Exercise instructions: The records below are split into lines. How many of those lines contain the string "title"? Reply with the number only.

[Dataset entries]
<<<<

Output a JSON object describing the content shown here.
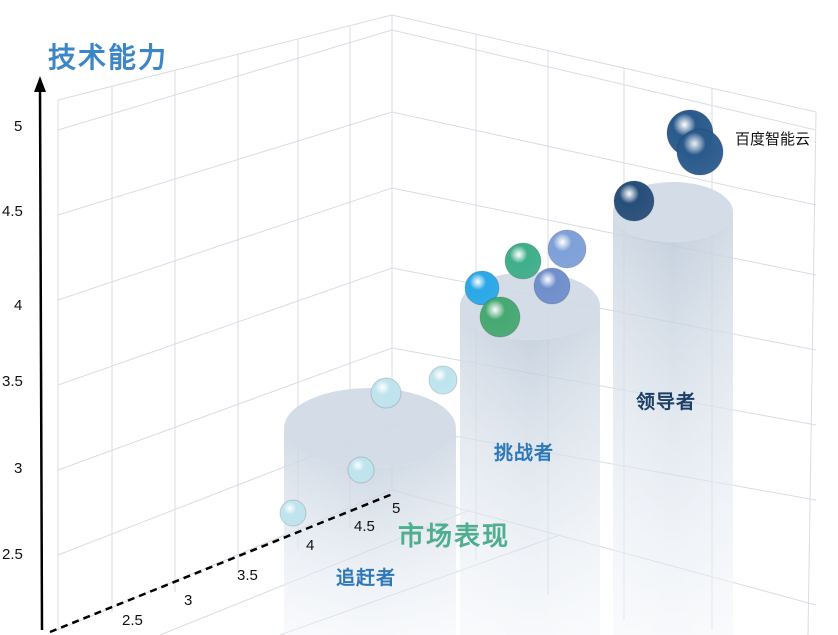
{
  "chart_data": {
    "type": "scatter",
    "title": "",
    "ylabel": "技术能力",
    "xlabel": "市场表现",
    "y_ticks": [
      "2.5",
      "3",
      "3.5",
      "4",
      "4.5",
      "5"
    ],
    "x_ticks": [
      "2.5",
      "3",
      "3.5",
      "4",
      "4.5",
      "5"
    ],
    "ylim": [
      2,
      5.3
    ],
    "grid": true,
    "tiers": [
      {
        "name": "追赶者",
        "color": "#2e78b8"
      },
      {
        "name": "挑战者",
        "color": "#2e78b8"
      },
      {
        "name": "领导者",
        "color": "#1d3f66"
      }
    ],
    "points": [
      {
        "label": "百度智能云",
        "tier": "领导者",
        "y": 4.95,
        "color": "#2a5a8c"
      },
      {
        "label": "",
        "tier": "领导者",
        "y": 4.85,
        "color": "#2a5a8c"
      },
      {
        "label": "",
        "tier": "领导者",
        "y": 4.55,
        "color": "#274e7a"
      },
      {
        "label": "",
        "tier": "挑战者",
        "y": 4.3,
        "color": "#7e9fd8"
      },
      {
        "label": "",
        "tier": "挑战者",
        "y": 4.2,
        "color": "#3fae8a"
      },
      {
        "label": "",
        "tier": "挑战者",
        "y": 4.1,
        "color": "#6f8fcc"
      },
      {
        "label": "",
        "tier": "挑战者",
        "y": 4.05,
        "color": "#2aa8e8"
      },
      {
        "label": "",
        "tier": "挑战者",
        "y": 3.9,
        "color": "#46a872"
      },
      {
        "label": "",
        "tier": "追赶者",
        "y": 3.5,
        "color": "#bfe4ee"
      },
      {
        "label": "",
        "tier": "追赶者",
        "y": 3.45,
        "color": "#bfe4ee"
      },
      {
        "label": "",
        "tier": "追赶者",
        "y": 3.0,
        "color": "#bfe4ee"
      },
      {
        "label": "",
        "tier": "追赶者",
        "y": 2.75,
        "color": "#bfe4ee"
      }
    ]
  }
}
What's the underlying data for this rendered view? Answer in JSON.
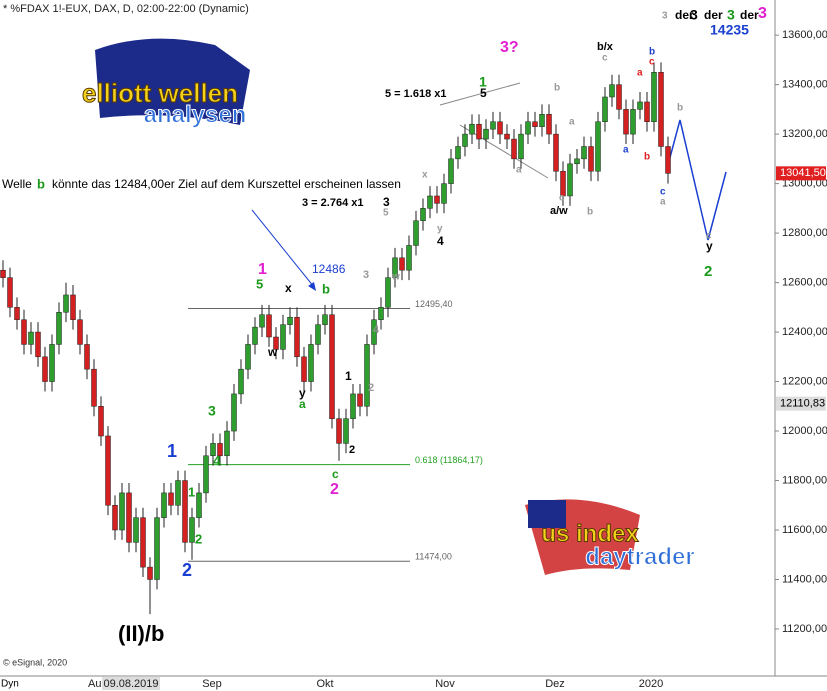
{
  "chart_data": {
    "type": "candlestick",
    "title": "* %FDAX 1!-EUX, DAX, D, 02:00-22:00 (Dynamic)",
    "footer": "© eSignal, 2020",
    "mode_label": "Dyn",
    "x_labels": [
      "Au",
      "09.08.2019",
      "Sep",
      "Okt",
      "Nov",
      "Dez",
      "2020"
    ],
    "ylim": [
      11010,
      13742
    ],
    "yticks": [
      {
        "value": 13600,
        "label": "13600,00"
      },
      {
        "value": 13400,
        "label": "13400,00"
      },
      {
        "value": 13200,
        "label": "13200,00"
      },
      {
        "value": 13000,
        "label": "13000,00"
      },
      {
        "value": 12800,
        "label": "12800,00"
      },
      {
        "value": 12600,
        "label": "12600,00"
      },
      {
        "value": 12400,
        "label": "12400,00"
      },
      {
        "value": 12200,
        "label": "12200,00"
      },
      {
        "value": 12000,
        "label": "12000,00"
      },
      {
        "value": 11800,
        "label": "11800,00"
      },
      {
        "value": 11600,
        "label": "11600,00"
      },
      {
        "value": 11400,
        "label": "11400,00"
      },
      {
        "value": 11200,
        "label": "11200,00"
      }
    ],
    "up_color": "#2e9e2e",
    "down_color": "#d42020",
    "open": [
      12650,
      12620,
      12500,
      12450,
      12350,
      12400,
      12300,
      12200,
      12350,
      12480,
      12550,
      12450,
      12350,
      12250,
      12100,
      11980,
      11700,
      11600,
      11750,
      11550,
      11650,
      11450,
      11400,
      11650,
      11750,
      11700,
      11800,
      11550,
      11650,
      11750,
      11900,
      11950,
      11900,
      12000,
      12150,
      12250,
      12350,
      12420,
      12470,
      12380,
      12330,
      12430,
      12460,
      12300,
      12200,
      12350,
      12430,
      12470,
      12050,
      11950,
      12050,
      12150,
      12100,
      12350,
      12450,
      12500,
      12620,
      12700,
      12650,
      12750,
      12850,
      12900,
      12950,
      12920,
      13000,
      13100,
      13150,
      13200,
      13240,
      13180,
      13220,
      13250,
      13200,
      13180,
      13100,
      13200,
      13250,
      13230,
      13280,
      13200,
      13050,
      12950,
      13080,
      13100,
      13150,
      13050,
      13250,
      13350,
      13400,
      13300,
      13200,
      13300,
      13330,
      13250,
      13450,
      13150
    ],
    "high": [
      12690,
      12660,
      12540,
      12490,
      12440,
      12440,
      12340,
      12390,
      12520,
      12600,
      12590,
      12490,
      12390,
      12290,
      12140,
      12020,
      11740,
      11790,
      11790,
      11690,
      11690,
      11490,
      11690,
      11790,
      11790,
      11840,
      11840,
      11690,
      11790,
      11940,
      11990,
      11990,
      12040,
      12190,
      12290,
      12390,
      12460,
      12510,
      12510,
      12420,
      12470,
      12500,
      12500,
      12340,
      12390,
      12470,
      12510,
      12510,
      12090,
      12090,
      12190,
      12190,
      12390,
      12490,
      12540,
      12660,
      12740,
      12740,
      12790,
      12890,
      12940,
      12990,
      12990,
      13040,
      13140,
      13190,
      13240,
      13280,
      13280,
      13260,
      13290,
      13290,
      13240,
      13220,
      13240,
      13290,
      13290,
      13320,
      13320,
      13240,
      13090,
      13120,
      13140,
      13190,
      13190,
      13290,
      13390,
      13440,
      13440,
      13340,
      13340,
      13370,
      13370,
      13490,
      13490,
      13190
    ],
    "low": [
      12580,
      12460,
      12410,
      12310,
      12310,
      12260,
      12160,
      12160,
      12310,
      12440,
      12410,
      12310,
      12210,
      12060,
      11940,
      11660,
      11560,
      11560,
      11510,
      11510,
      11410,
      11260,
      11360,
      11610,
      11660,
      11660,
      11510,
      11480,
      11610,
      11710,
      11860,
      11860,
      11860,
      11960,
      12110,
      12210,
      12310,
      12380,
      12340,
      12290,
      12290,
      12390,
      12260,
      12160,
      12160,
      12310,
      12390,
      12010,
      11880,
      11910,
      12010,
      12060,
      12060,
      12310,
      12410,
      12460,
      12580,
      12610,
      12610,
      12710,
      12810,
      12860,
      12880,
      12880,
      12960,
      13060,
      13110,
      13160,
      13140,
      13140,
      13180,
      13160,
      13140,
      13060,
      13060,
      13160,
      13190,
      13190,
      13160,
      13010,
      12910,
      12910,
      13040,
      13060,
      13010,
      13010,
      13210,
      13310,
      13260,
      13160,
      13160,
      13260,
      13210,
      13210,
      13110,
      13000
    ],
    "close": [
      12620,
      12500,
      12450,
      12350,
      12400,
      12300,
      12200,
      12350,
      12480,
      12550,
      12450,
      12350,
      12250,
      12100,
      11980,
      11700,
      11600,
      11750,
      11550,
      11650,
      11450,
      11400,
      11650,
      11750,
      11700,
      11800,
      11550,
      11650,
      11750,
      11900,
      11950,
      11900,
      12000,
      12150,
      12250,
      12350,
      12420,
      12470,
      12380,
      12330,
      12430,
      12460,
      12300,
      12200,
      12350,
      12430,
      12470,
      12050,
      11950,
      12050,
      12150,
      12100,
      12350,
      12450,
      12500,
      12620,
      12700,
      12650,
      12750,
      12850,
      12900,
      12950,
      12920,
      13000,
      13100,
      13150,
      13200,
      13240,
      13180,
      13220,
      13250,
      13200,
      13180,
      13100,
      13200,
      13250,
      13230,
      13280,
      13200,
      13050,
      12950,
      13080,
      13100,
      13150,
      13050,
      13250,
      13350,
      13400,
      13300,
      13200,
      13300,
      13330,
      13250,
      13450,
      13150,
      13041.5
    ],
    "levels": [
      {
        "value": 12495.4,
        "label": "12495,40",
        "color": "#666666"
      },
      {
        "value": 11864.17,
        "label": "0.618 (11864,17)",
        "color": "#22a022"
      },
      {
        "value": 11474,
        "label": "11474,00",
        "color": "#666666"
      }
    ],
    "last_price": {
      "value": 13041.5,
      "label": "13041,50",
      "color": "#e02020"
    },
    "marker_price": {
      "value": 12110.83,
      "label": "12110,83",
      "color": "#dddddd"
    }
  },
  "annotations": [
    "Welle",
    "b",
    "könnte das 12484,00er Ziel auf dem Kurszettel erscheinen lassen",
    "12486",
    "1",
    "5",
    "x",
    "b",
    "w",
    "y",
    "a",
    "c",
    "2",
    "2",
    "1",
    "2",
    "3",
    "4",
    "3 = 2.764 x1",
    "3",
    "5",
    "4",
    "y",
    "x",
    "w",
    "5 = 1.618 x1",
    "1",
    "5",
    "3?",
    "b/x",
    "c",
    "b",
    "a",
    "a/w",
    "c",
    "b",
    "a",
    "b",
    "c",
    "a",
    "a",
    "b",
    "c",
    "a",
    "b",
    "c",
    "y",
    "2",
    "1",
    "2",
    "3",
    "4",
    "1",
    "2",
    "(II)/b",
    "3",
    "der",
    "3",
    "der",
    "3",
    "der",
    "3",
    "14235"
  ],
  "logos": [
    "elliott wellen",
    "analysen",
    "us index",
    "daytrader"
  ]
}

>>>>

Solution: 2